[TO DO]
Which lines hold the string "JSON"? Copy every one of them.

Figure dataset records:

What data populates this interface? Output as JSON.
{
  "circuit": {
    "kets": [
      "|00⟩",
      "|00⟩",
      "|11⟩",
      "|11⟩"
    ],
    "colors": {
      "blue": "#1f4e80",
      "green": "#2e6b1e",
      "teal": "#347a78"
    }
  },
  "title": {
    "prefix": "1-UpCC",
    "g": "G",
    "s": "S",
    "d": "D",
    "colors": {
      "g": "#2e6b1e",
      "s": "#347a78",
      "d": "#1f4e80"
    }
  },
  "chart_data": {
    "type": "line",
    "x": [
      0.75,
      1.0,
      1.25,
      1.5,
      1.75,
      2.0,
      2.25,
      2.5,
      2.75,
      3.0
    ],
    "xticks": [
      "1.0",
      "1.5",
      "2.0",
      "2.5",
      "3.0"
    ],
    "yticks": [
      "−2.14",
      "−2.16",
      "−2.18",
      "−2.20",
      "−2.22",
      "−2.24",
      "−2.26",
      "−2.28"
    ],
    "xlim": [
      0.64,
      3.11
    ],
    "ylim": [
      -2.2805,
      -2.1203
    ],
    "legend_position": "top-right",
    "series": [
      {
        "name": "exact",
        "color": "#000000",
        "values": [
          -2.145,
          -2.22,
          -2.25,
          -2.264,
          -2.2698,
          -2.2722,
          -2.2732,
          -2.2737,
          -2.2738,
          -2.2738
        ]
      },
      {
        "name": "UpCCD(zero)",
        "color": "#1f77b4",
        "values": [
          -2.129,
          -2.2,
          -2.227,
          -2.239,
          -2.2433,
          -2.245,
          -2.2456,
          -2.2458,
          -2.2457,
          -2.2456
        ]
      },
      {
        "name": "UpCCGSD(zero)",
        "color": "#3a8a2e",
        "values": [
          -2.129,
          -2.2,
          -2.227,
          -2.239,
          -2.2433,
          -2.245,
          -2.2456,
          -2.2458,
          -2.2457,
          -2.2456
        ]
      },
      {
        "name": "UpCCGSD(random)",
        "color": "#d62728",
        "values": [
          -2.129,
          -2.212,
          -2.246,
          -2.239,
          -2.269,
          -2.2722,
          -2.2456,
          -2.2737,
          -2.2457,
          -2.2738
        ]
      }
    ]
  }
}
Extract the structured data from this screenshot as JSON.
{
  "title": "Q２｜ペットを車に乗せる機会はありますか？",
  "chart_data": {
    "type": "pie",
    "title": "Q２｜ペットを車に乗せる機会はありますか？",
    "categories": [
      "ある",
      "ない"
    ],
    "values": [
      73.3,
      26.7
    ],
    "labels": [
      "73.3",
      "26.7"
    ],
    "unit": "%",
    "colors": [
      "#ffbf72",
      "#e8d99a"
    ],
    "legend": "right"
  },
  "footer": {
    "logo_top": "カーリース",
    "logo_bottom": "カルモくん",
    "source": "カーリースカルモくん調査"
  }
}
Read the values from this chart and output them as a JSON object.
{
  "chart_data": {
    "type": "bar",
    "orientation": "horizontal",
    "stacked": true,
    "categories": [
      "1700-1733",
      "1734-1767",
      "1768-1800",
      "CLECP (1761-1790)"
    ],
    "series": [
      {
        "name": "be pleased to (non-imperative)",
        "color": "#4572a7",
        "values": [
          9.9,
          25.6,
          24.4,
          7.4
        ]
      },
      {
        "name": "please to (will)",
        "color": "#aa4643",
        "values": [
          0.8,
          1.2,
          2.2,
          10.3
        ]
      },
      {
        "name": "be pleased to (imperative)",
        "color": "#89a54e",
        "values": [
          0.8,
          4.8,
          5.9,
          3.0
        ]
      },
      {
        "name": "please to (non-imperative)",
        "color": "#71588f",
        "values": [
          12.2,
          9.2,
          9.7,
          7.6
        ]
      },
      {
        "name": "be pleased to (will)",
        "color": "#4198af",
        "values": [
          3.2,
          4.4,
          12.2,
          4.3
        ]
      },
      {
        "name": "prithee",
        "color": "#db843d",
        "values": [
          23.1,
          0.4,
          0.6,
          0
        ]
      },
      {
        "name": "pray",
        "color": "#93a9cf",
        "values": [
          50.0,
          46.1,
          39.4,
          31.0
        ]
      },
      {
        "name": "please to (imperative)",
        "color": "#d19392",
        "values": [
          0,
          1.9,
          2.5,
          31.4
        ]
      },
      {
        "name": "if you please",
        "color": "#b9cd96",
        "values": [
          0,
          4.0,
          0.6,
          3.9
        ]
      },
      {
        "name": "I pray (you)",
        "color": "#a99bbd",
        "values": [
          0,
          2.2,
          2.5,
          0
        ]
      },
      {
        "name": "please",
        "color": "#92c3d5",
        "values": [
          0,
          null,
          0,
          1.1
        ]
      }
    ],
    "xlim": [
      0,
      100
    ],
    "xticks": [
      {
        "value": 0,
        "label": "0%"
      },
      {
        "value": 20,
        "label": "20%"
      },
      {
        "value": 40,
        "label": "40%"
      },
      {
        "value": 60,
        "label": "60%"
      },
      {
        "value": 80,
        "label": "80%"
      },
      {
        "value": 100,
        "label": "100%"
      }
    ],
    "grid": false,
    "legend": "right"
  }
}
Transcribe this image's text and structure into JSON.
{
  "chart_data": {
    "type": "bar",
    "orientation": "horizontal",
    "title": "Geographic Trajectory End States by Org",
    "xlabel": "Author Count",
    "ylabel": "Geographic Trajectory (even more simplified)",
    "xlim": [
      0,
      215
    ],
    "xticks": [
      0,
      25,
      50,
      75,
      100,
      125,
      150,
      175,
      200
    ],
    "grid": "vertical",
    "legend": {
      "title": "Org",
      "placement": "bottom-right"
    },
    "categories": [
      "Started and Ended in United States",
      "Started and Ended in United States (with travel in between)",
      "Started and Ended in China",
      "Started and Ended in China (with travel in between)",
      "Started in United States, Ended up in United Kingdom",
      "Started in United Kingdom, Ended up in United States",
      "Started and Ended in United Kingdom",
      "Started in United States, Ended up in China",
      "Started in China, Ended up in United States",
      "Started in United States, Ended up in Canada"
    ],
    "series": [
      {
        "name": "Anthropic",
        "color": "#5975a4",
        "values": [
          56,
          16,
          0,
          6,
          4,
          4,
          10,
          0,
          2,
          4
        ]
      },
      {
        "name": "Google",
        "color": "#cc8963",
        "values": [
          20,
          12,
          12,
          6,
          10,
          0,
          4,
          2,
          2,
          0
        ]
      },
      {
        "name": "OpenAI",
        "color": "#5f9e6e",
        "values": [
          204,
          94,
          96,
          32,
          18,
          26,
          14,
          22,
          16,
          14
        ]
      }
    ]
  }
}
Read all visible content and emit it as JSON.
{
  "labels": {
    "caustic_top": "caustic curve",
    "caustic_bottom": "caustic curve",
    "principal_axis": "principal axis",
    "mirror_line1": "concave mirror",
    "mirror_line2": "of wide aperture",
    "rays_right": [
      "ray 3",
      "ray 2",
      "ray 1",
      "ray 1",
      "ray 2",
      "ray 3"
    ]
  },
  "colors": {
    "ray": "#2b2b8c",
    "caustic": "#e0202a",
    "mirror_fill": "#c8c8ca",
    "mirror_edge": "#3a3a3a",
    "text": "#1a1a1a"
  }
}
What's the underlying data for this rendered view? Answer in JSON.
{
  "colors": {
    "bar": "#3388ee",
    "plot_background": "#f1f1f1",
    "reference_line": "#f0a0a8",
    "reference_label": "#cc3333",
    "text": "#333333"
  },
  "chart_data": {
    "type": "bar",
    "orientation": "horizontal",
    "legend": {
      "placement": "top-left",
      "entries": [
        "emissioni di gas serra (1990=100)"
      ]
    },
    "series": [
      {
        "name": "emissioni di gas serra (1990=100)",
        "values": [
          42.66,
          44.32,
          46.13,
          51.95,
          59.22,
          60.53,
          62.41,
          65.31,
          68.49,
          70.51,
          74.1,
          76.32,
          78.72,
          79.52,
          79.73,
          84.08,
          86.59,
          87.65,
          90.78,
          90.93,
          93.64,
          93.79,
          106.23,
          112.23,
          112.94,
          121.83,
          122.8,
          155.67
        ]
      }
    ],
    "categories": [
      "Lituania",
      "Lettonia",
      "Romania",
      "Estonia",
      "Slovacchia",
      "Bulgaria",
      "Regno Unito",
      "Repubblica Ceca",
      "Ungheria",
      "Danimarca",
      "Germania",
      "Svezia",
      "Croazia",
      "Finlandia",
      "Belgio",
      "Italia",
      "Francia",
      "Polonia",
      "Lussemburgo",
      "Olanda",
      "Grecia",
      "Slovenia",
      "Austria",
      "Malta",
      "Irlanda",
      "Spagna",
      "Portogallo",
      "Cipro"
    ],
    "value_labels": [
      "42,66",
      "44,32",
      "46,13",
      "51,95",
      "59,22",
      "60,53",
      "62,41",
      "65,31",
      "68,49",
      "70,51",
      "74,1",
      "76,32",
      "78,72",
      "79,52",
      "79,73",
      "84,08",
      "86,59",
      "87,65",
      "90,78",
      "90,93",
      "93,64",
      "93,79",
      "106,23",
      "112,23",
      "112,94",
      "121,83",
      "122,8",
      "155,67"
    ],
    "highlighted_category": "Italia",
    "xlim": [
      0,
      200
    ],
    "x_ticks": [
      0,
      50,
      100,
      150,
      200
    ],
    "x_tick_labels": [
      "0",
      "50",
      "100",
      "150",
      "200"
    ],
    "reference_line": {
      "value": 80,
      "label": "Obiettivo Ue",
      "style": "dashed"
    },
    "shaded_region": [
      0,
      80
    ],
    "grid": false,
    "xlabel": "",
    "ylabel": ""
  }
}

[THE REPLY]
What data populates this interface? Output as JSON.
Extract the structured data from this screenshot as JSON.
Read the values from this chart and output them as a JSON object.
Transcribe this image's text and structure into JSON.
Read all visible content and emit it as JSON.
What's the underlying data for this rendered view? Answer in JSON.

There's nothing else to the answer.